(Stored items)
------------------------------------
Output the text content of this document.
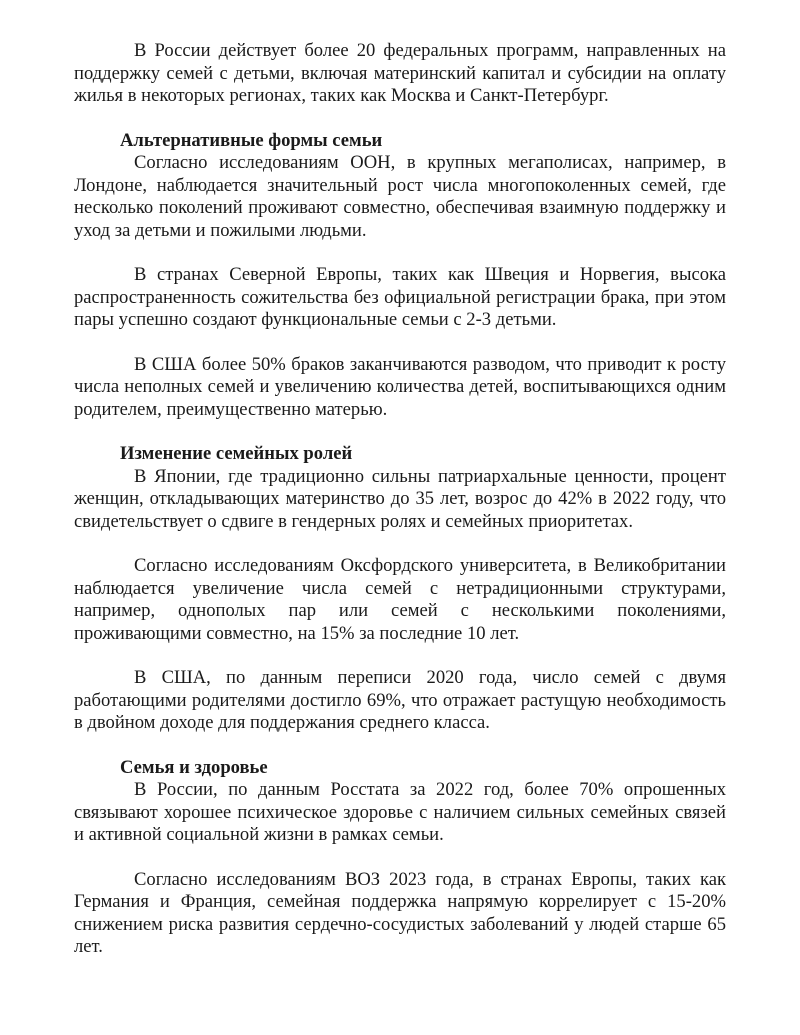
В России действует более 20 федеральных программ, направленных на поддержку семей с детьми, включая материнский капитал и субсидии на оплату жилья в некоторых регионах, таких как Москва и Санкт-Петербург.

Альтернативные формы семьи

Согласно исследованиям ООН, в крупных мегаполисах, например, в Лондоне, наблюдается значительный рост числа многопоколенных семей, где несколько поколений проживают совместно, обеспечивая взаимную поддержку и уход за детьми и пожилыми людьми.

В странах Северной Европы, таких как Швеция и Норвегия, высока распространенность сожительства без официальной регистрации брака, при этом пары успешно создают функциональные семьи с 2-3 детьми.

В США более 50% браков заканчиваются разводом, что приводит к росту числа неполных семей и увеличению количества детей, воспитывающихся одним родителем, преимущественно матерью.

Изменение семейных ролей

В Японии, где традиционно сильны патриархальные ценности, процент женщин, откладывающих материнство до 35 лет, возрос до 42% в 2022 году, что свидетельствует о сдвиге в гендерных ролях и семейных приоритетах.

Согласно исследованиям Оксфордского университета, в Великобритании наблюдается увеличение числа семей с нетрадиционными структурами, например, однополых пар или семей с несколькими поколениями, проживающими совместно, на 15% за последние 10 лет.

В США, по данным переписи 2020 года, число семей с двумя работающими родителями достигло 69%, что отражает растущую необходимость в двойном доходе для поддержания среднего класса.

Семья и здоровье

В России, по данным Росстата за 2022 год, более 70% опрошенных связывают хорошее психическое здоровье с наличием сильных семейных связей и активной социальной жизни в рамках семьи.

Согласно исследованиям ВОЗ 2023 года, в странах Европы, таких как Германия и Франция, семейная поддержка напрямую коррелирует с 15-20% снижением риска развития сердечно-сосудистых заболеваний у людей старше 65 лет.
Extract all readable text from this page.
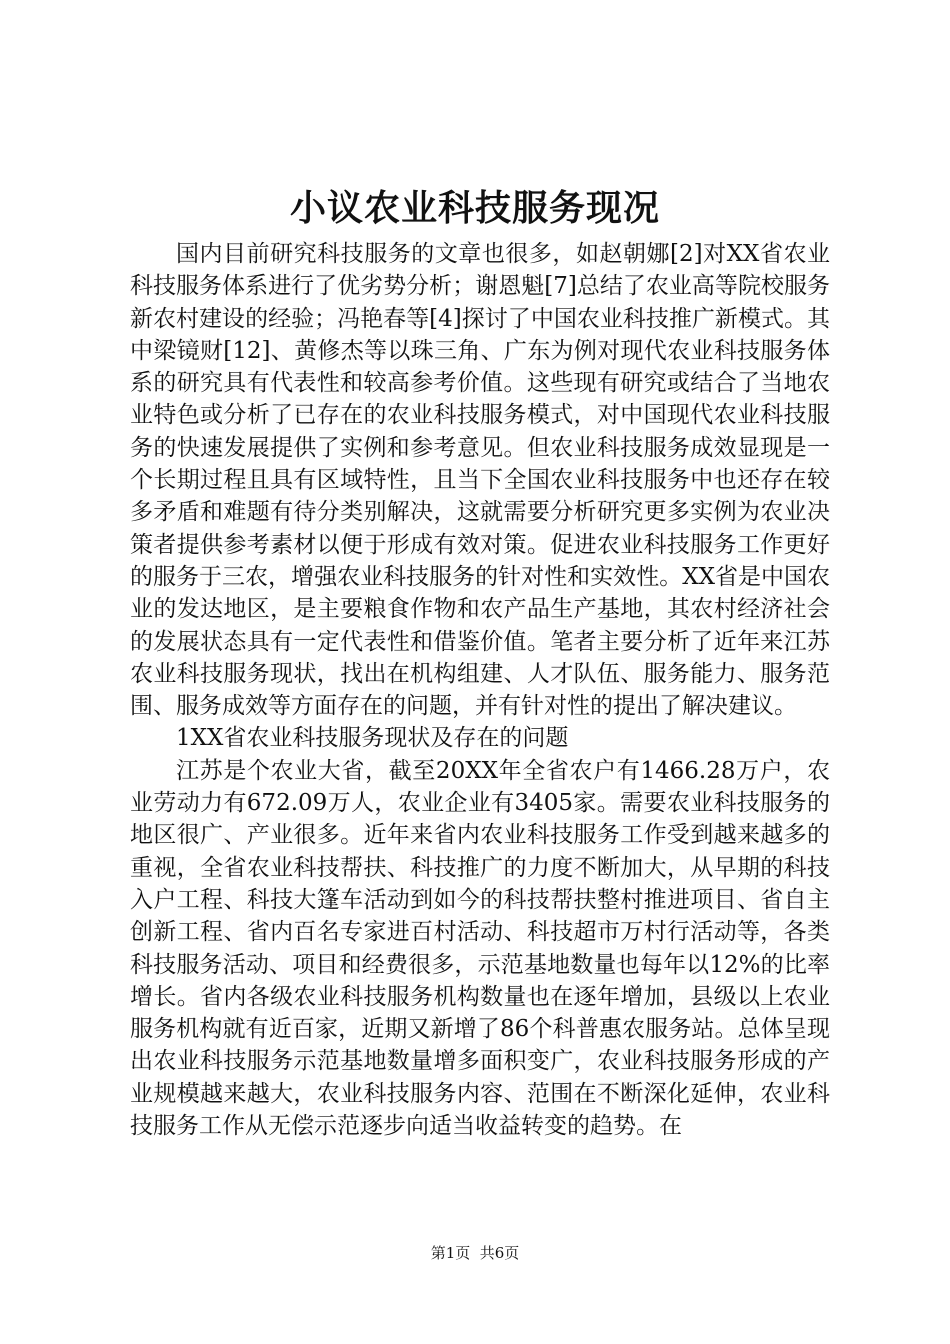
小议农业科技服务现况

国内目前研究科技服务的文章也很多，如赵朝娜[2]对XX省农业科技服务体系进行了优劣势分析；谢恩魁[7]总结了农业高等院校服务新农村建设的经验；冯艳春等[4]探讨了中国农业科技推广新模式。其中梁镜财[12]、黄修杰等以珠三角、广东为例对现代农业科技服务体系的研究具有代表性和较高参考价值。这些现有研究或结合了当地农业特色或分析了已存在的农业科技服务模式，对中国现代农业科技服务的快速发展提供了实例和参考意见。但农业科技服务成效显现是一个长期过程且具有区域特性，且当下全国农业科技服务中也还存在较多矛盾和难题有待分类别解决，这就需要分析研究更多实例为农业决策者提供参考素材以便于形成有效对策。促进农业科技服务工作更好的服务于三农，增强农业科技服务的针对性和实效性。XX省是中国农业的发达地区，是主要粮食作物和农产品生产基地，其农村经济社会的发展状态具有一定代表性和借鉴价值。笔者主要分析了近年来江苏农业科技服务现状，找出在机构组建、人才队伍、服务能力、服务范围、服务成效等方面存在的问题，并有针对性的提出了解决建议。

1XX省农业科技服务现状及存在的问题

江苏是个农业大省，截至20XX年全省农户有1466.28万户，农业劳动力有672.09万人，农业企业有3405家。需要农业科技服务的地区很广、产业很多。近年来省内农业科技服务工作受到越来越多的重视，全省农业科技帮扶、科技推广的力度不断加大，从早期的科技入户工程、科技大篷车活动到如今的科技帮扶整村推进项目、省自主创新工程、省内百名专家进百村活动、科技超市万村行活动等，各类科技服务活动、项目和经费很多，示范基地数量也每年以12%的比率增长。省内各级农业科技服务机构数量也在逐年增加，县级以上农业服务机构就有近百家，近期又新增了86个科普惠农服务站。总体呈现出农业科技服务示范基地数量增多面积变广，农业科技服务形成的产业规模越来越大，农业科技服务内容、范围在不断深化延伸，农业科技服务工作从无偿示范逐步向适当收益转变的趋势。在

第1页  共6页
------------------------------------
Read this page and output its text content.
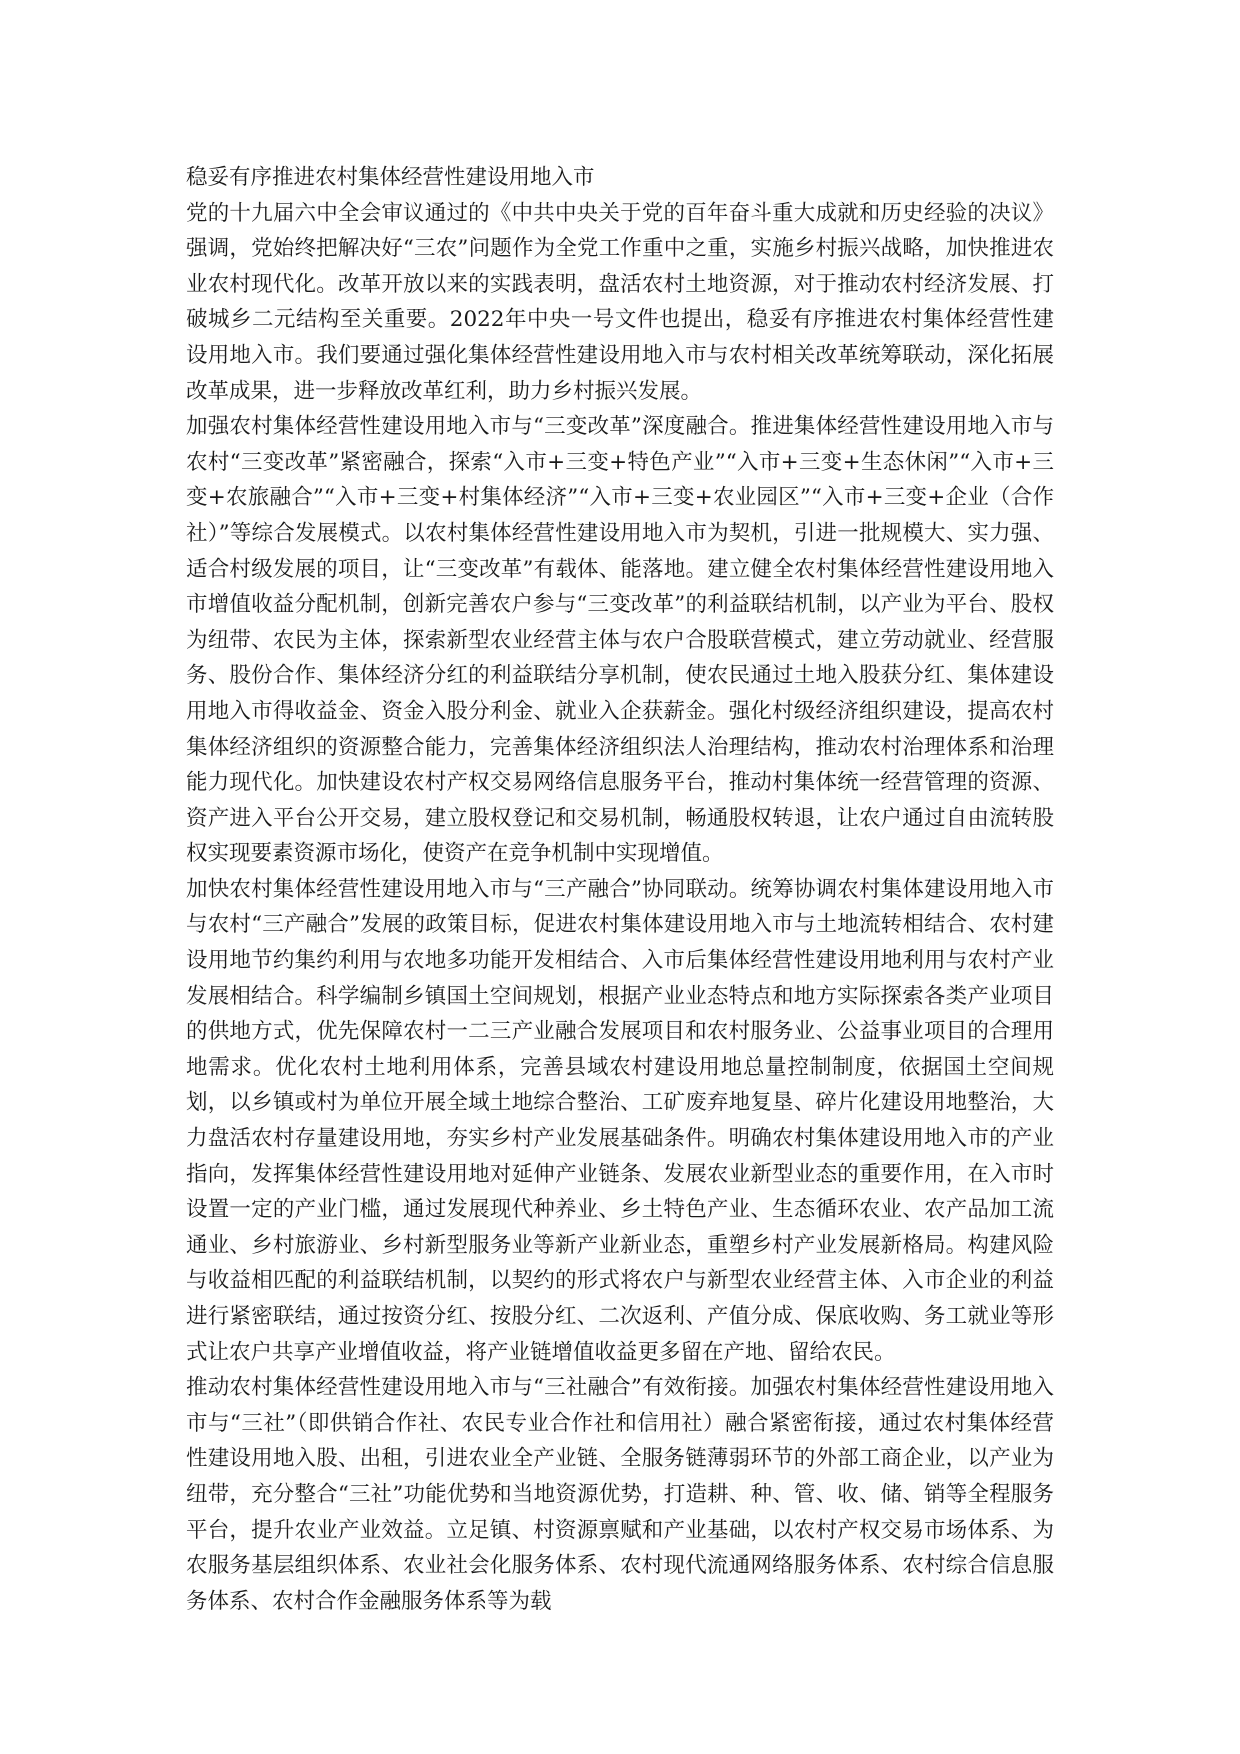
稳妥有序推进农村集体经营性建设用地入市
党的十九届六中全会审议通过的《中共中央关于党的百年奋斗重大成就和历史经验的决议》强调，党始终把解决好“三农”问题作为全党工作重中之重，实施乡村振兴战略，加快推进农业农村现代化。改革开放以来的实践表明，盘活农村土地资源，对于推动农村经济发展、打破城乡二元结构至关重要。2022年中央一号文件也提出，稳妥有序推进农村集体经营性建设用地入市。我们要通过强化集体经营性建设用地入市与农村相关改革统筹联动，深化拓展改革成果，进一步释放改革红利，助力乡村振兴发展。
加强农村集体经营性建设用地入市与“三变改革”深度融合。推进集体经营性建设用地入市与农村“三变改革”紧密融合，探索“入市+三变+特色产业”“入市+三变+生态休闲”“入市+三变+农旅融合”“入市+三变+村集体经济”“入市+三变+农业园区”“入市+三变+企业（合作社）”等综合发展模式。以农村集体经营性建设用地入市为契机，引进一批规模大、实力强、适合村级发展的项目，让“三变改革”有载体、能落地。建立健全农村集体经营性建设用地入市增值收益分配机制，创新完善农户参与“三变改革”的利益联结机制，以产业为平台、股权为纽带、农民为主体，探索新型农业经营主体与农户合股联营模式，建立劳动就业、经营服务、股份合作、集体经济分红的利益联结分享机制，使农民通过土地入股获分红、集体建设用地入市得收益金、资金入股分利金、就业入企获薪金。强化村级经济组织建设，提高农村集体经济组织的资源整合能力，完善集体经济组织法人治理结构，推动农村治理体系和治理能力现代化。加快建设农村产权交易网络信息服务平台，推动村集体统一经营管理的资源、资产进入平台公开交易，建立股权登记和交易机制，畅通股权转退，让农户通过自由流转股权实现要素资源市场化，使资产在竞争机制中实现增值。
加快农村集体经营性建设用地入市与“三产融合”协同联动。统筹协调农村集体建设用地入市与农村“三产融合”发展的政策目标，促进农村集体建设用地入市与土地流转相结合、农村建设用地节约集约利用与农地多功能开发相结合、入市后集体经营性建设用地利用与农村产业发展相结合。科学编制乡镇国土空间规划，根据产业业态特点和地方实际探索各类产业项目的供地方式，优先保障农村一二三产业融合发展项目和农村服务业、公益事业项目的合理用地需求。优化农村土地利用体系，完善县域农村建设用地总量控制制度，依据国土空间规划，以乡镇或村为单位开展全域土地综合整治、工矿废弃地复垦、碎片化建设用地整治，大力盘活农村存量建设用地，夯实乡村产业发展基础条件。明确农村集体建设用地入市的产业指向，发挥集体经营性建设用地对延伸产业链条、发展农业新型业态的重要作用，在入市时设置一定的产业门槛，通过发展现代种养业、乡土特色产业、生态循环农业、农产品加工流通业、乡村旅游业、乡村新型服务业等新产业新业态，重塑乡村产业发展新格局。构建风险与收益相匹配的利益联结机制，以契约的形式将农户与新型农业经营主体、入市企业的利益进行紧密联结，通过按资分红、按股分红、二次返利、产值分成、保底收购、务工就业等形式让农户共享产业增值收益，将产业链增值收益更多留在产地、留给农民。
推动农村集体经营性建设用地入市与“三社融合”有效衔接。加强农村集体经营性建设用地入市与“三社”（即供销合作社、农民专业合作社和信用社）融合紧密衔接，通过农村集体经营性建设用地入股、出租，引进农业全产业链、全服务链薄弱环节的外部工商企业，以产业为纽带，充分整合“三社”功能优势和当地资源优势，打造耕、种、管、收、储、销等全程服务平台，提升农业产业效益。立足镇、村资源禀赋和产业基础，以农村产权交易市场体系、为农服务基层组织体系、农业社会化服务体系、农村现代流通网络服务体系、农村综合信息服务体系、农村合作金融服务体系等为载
------------------------------------
▶ [THE TASK]:
In the entries above, locate every line with the word "данным" and copy it.

▶ [OUTPUT OF THE TASK]:
В США, по данным переписи 2020 года, число семей с двумя работающими родителями достигло 69%, что отражает растущую необходимость в двойном доходе для поддержания среднего класса.
В России, по данным Росстата за 2022 год, более 70% опрошенных связывают хорошее психическое здоровье с наличием сильных семейных связей и активной социальной жизни в рамках семьи.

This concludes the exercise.